• PROBLEM STATEMENT
Only lines holding the string "display" are wanted; copy each one from the material.

[Collected data]

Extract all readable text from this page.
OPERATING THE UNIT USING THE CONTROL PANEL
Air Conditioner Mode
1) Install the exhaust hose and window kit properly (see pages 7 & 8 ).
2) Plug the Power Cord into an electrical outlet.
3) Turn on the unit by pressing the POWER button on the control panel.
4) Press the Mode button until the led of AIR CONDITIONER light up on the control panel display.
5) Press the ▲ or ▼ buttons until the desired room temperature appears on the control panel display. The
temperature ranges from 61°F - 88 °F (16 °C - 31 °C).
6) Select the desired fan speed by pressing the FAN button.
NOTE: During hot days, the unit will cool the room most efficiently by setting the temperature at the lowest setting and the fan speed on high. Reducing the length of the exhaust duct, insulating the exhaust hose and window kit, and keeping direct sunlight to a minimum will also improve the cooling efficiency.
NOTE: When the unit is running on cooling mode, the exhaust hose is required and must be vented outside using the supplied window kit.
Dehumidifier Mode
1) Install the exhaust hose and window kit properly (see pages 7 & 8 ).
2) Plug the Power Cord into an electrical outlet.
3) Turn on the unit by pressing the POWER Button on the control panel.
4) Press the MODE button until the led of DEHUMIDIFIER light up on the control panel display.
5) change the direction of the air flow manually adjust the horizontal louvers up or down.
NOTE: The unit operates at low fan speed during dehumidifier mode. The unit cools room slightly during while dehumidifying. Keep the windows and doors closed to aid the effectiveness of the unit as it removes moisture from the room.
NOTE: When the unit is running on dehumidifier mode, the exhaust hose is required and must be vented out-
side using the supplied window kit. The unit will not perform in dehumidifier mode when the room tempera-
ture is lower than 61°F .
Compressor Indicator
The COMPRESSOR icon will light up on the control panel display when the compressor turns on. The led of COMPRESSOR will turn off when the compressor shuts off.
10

• PROBLEM SOLUTION
4) Press the Mode button until the led of AIR CONDITIONER light up on the control panel display.
5) Press the ▲ or ▼ buttons until the desired room temperature appears on the control panel display. The
4) Press the MODE button until the led of DEHUMIDIFIER light up on the control panel display.
The COMPRESSOR icon will light up on the control panel display when the compressor turns on. The led of COMPRESSOR will turn off when the compressor shuts off.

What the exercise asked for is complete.